» THE TASK
Omit all pictures and give the records below again exactly as written.

-- Start TASK DATA --

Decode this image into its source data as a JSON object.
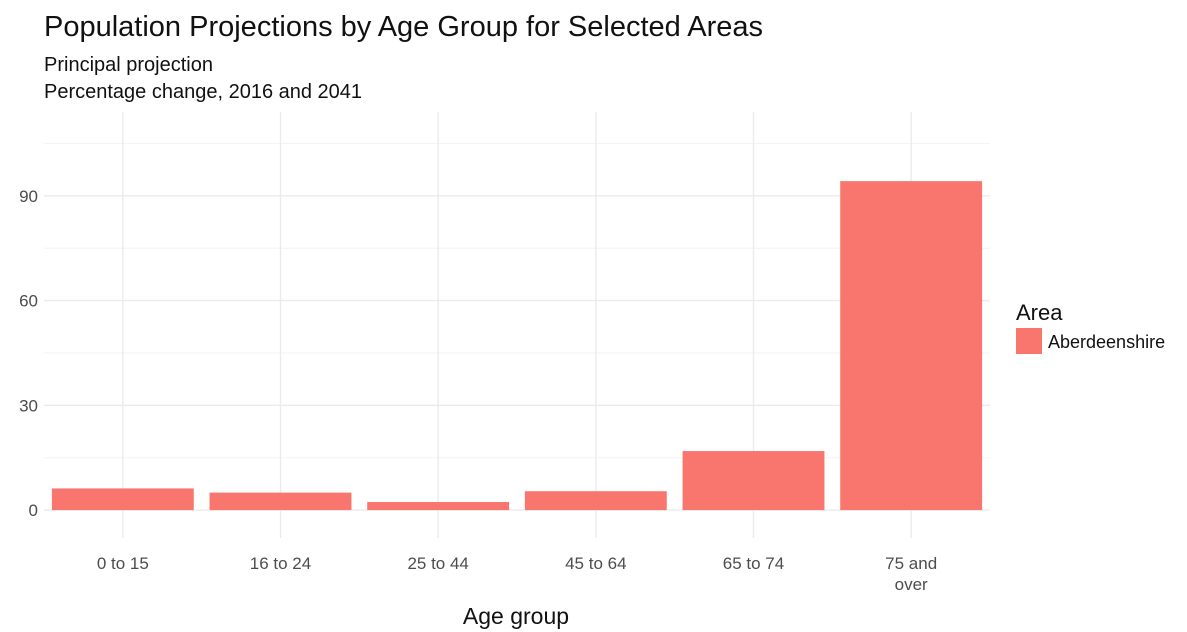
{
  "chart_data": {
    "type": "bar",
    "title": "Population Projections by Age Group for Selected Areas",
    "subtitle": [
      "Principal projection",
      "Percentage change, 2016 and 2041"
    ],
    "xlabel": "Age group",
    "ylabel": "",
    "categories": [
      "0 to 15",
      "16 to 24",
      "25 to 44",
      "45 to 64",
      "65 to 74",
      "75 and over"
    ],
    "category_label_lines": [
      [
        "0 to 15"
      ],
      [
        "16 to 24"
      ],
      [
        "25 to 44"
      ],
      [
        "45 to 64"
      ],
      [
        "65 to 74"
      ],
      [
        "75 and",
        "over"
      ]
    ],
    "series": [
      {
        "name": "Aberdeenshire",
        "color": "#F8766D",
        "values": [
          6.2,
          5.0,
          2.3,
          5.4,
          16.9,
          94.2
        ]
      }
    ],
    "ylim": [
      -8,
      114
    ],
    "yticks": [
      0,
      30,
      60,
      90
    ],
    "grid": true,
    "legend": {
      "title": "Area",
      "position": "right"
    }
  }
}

-- End TASK DATA --

» EXPECTED ANSWER
Decode this image into its source data as a JSON object.
{
  "chart_data": {
    "type": "bar",
    "title": "Population Projections by Age Group for Selected Areas",
    "subtitle": [
      "Principal projection",
      "Percentage change, 2016 and 2041"
    ],
    "xlabel": "Age group",
    "ylabel": "",
    "categories": [
      "0 to 15",
      "16 to 24",
      "25 to 44",
      "45 to 64",
      "65 to 74",
      "75 and over"
    ],
    "category_label_lines": [
      [
        "0 to 15"
      ],
      [
        "16 to 24"
      ],
      [
        "25 to 44"
      ],
      [
        "45 to 64"
      ],
      [
        "65 to 74"
      ],
      [
        "75 and",
        "over"
      ]
    ],
    "series": [
      {
        "name": "Aberdeenshire",
        "color": "#F8766D",
        "values": [
          6.2,
          5.0,
          2.3,
          5.4,
          16.9,
          94.2
        ]
      }
    ],
    "ylim": [
      -8,
      114
    ],
    "yticks": [
      0,
      30,
      60,
      90
    ],
    "grid": true,
    "legend": {
      "title": "Area",
      "position": "right"
    }
  }
}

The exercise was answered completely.